Reproduce every line of the material below without changing a character.

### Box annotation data
******
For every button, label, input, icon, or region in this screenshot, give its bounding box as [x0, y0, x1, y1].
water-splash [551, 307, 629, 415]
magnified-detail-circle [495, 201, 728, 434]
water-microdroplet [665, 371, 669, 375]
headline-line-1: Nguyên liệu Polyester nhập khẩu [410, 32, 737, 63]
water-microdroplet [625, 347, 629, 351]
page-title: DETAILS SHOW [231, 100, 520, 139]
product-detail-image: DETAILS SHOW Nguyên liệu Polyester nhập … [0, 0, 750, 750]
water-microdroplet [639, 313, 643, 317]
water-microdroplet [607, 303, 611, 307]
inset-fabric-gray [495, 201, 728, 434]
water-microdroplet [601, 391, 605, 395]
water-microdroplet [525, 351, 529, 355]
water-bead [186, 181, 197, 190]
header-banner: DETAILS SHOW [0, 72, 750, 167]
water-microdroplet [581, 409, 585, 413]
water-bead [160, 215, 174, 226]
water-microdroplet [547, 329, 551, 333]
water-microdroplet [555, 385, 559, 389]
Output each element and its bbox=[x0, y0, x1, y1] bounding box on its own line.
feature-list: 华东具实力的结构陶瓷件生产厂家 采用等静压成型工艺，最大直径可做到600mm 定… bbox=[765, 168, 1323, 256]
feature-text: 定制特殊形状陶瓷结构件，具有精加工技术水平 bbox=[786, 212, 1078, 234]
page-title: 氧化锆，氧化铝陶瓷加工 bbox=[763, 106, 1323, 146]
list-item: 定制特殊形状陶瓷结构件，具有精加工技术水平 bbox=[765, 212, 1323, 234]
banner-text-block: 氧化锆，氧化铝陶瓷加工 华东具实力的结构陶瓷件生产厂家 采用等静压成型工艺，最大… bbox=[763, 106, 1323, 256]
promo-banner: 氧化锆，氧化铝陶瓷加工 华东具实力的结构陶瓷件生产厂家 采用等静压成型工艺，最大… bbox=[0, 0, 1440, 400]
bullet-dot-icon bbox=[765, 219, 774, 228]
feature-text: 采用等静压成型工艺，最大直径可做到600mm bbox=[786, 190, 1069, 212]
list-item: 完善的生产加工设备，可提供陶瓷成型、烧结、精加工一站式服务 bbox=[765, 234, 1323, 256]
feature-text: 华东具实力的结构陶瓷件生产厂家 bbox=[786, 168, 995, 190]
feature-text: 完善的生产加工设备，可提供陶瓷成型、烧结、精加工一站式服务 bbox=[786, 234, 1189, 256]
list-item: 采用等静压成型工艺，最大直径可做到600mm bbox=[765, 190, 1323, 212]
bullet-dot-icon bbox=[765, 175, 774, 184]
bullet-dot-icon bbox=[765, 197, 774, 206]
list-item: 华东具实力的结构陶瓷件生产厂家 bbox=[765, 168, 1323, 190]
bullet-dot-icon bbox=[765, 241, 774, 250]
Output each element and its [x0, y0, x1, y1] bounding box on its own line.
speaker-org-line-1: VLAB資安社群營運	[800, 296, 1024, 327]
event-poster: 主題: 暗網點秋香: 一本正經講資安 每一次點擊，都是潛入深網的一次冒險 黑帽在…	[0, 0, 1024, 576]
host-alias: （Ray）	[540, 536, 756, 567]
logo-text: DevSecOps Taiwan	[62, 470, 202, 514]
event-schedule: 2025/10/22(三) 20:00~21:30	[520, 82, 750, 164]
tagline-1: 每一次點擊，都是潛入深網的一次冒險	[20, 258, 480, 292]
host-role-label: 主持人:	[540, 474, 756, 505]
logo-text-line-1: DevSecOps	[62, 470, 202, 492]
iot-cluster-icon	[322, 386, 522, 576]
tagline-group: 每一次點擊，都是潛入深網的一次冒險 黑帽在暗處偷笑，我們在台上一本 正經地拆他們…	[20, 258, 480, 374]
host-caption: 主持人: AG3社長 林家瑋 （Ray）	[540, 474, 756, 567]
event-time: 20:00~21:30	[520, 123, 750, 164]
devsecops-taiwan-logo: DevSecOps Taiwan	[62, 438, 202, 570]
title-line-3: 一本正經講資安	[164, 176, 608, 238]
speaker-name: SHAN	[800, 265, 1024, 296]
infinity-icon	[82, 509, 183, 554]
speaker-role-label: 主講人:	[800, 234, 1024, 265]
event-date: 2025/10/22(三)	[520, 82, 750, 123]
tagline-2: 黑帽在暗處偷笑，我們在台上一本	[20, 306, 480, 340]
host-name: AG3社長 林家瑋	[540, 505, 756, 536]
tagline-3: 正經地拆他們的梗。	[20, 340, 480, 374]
******
### Exercise output
For every button, label, input, icon, or region in this screenshot, give its bounding box as [x0, y0, x1, y1].
water-splash [551, 307, 629, 415]
magnified-detail-circle [495, 201, 728, 434]
water-microdroplet [665, 371, 669, 375]
headline-line-1: Nguyên liệu Polyester nhập khẩu [410, 32, 737, 63]
water-microdroplet [625, 347, 629, 351]
page-title: DETAILS SHOW [231, 100, 520, 139]
product-detail-image: DETAILS SHOW Nguyên liệu Polyester nhập … [0, 0, 750, 750]
water-microdroplet [639, 313, 643, 317]
water-microdroplet [607, 303, 611, 307]
inset-fabric-gray [495, 201, 728, 434]
water-microdroplet [601, 391, 605, 395]
water-microdroplet [525, 351, 529, 355]
water-bead [186, 181, 197, 190]
header-banner: DETAILS SHOW [0, 72, 750, 167]
water-microdroplet [581, 409, 585, 413]
water-bead [160, 215, 174, 226]
water-microdroplet [547, 329, 551, 333]
water-microdroplet [555, 385, 559, 389]
Output each element and its bbox=[x0, y0, x1, y1] bounding box on its own line.
feature-list: 华东具实力的结构陶瓷件生产厂家 采用等静压成型工艺，最大直径可做到600mm 定… bbox=[765, 168, 1323, 256]
feature-text: 定制特殊形状陶瓷结构件，具有精加工技术水平 bbox=[786, 212, 1078, 234]
page-title: 氧化锆，氧化铝陶瓷加工 bbox=[763, 106, 1323, 146]
list-item: 定制特殊形状陶瓷结构件，具有精加工技术水平 bbox=[765, 212, 1323, 234]
banner-text-block: 氧化锆，氧化铝陶瓷加工 华东具实力的结构陶瓷件生产厂家 采用等静压成型工艺，最大… bbox=[763, 106, 1323, 256]
promo-banner: 氧化锆，氧化铝陶瓷加工 华东具实力的结构陶瓷件生产厂家 采用等静压成型工艺，最大… bbox=[0, 0, 1440, 400]
bullet-dot-icon bbox=[765, 219, 774, 228]
feature-text: 采用等静压成型工艺，最大直径可做到600mm bbox=[786, 190, 1069, 212]
list-item: 完善的生产加工设备，可提供陶瓷成型、烧结、精加工一站式服务 bbox=[765, 234, 1323, 256]
feature-text: 华东具实力的结构陶瓷件生产厂家 bbox=[786, 168, 995, 190]
feature-text: 完善的生产加工设备，可提供陶瓷成型、烧结、精加工一站式服务 bbox=[786, 234, 1189, 256]
list-item: 采用等静压成型工艺，最大直径可做到600mm bbox=[765, 190, 1323, 212]
bullet-dot-icon bbox=[765, 175, 774, 184]
bullet-dot-icon bbox=[765, 197, 774, 206]
list-item: 华东具实力的结构陶瓷件生产厂家 bbox=[765, 168, 1323, 190]
bullet-dot-icon bbox=[765, 241, 774, 250]
Output each element and its [x0, y0, x1, y1] bounding box on its own line.
speaker-org-line-1: VLAB資安社群營運	[800, 296, 1024, 327]
event-poster: 主題: 暗網點秋香: 一本正經講資安 每一次點擊，都是潛入深網的一次冒險 黑帽在…	[0, 0, 1024, 576]
host-alias: （Ray）	[540, 536, 756, 567]
logo-text: DevSecOps Taiwan	[62, 470, 202, 514]
event-schedule: 2025/10/22(三) 20:00~21:30	[520, 82, 750, 164]
tagline-1: 每一次點擊，都是潛入深網的一次冒險	[20, 258, 480, 292]
host-role-label: 主持人:	[540, 474, 756, 505]
logo-text-line-1: DevSecOps	[62, 470, 202, 492]
iot-cluster-icon	[322, 386, 522, 576]
tagline-group: 每一次點擊，都是潛入深網的一次冒險 黑帽在暗處偷笑，我們在台上一本 正經地拆他們…	[20, 258, 480, 374]
host-caption: 主持人: AG3社長 林家瑋 （Ray）	[540, 474, 756, 567]
event-time: 20:00~21:30	[520, 123, 750, 164]
devsecops-taiwan-logo: DevSecOps Taiwan	[62, 438, 202, 570]
title-line-3: 一本正經講資安	[164, 176, 608, 238]
speaker-name: SHAN	[800, 265, 1024, 296]
infinity-icon	[82, 509, 183, 554]
speaker-role-label: 主講人:	[800, 234, 1024, 265]
event-date: 2025/10/22(三)	[520, 82, 750, 123]
tagline-2: 黑帽在暗處偷笑，我們在台上一本	[20, 306, 480, 340]
host-name: AG3社長 林家瑋	[540, 505, 756, 536]
tagline-3: 正經地拆他們的梗。	[20, 340, 480, 374]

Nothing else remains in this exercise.